#### [Goal]
Locate each row below that contains the string "legend", and copy those rows in full.

#### [Task input]
========

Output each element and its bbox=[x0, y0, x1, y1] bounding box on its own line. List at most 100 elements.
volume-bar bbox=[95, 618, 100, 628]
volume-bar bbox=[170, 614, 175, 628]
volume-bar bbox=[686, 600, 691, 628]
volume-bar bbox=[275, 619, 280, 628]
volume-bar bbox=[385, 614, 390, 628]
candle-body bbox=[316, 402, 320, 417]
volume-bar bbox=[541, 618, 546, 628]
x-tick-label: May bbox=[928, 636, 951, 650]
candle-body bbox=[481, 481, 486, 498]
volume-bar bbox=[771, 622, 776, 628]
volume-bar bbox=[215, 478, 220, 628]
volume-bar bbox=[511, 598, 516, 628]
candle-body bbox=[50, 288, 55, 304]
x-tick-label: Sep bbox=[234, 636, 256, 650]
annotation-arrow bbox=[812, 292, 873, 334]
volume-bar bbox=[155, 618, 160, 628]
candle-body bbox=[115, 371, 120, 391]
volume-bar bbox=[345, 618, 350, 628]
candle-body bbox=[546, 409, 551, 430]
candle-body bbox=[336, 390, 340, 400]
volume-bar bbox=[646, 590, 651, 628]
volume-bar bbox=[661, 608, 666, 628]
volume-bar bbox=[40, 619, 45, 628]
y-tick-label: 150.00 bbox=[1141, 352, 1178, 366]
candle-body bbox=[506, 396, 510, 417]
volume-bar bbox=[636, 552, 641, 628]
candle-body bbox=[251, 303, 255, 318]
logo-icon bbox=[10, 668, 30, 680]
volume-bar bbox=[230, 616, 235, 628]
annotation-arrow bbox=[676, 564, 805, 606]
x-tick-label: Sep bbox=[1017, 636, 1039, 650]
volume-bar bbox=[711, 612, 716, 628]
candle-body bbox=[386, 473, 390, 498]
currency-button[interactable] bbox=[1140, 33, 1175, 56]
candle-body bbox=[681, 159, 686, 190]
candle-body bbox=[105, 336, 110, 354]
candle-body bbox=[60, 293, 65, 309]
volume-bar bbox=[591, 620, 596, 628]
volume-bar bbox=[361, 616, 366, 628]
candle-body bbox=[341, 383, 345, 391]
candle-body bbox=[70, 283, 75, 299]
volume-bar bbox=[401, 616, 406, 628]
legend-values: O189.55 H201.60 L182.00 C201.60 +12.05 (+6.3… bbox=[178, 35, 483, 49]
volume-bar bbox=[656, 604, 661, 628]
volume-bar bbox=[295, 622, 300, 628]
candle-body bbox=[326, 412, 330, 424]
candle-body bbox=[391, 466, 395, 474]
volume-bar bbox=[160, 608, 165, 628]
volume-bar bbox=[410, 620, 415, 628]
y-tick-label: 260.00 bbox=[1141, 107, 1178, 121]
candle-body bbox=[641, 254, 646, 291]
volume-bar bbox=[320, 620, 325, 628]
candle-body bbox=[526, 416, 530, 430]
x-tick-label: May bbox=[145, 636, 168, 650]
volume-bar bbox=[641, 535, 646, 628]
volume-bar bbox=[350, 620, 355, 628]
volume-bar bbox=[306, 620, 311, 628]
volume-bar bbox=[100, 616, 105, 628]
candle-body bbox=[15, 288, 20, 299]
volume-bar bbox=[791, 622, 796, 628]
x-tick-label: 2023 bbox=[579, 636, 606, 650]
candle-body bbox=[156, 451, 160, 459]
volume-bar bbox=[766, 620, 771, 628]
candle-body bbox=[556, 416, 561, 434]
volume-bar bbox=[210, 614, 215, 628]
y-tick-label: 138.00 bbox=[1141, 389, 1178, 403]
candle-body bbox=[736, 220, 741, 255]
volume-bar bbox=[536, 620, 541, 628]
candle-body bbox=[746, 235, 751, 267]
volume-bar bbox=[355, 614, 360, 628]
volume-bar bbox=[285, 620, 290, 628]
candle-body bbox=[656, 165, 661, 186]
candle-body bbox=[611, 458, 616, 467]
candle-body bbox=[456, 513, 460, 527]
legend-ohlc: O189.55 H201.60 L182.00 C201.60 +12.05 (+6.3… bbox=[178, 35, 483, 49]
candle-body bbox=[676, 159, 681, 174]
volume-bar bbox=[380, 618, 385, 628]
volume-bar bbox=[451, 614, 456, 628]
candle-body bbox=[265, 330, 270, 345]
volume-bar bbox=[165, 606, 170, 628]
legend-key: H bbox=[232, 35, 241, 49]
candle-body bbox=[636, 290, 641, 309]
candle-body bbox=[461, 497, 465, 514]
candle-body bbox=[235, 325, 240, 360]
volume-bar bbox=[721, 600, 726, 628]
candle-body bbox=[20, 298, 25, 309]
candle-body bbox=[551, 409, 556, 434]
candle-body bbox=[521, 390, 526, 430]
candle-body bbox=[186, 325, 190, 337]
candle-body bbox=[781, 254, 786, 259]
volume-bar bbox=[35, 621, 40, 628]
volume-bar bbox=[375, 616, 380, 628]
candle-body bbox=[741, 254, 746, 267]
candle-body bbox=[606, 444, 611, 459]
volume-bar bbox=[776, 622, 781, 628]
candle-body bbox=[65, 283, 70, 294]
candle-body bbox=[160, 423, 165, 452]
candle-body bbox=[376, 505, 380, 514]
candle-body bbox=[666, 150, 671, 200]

========

#### [Result below]
legend-values: O189.55 H201.60 L182.00 C201.60 +12.05 (+6.3… bbox=[178, 35, 483, 49]
legend-ohlc: O189.55 H201.60 L182.00 C201.60 +12.05 (+6.3… bbox=[178, 35, 483, 49]
legend-key: H bbox=[232, 35, 241, 49]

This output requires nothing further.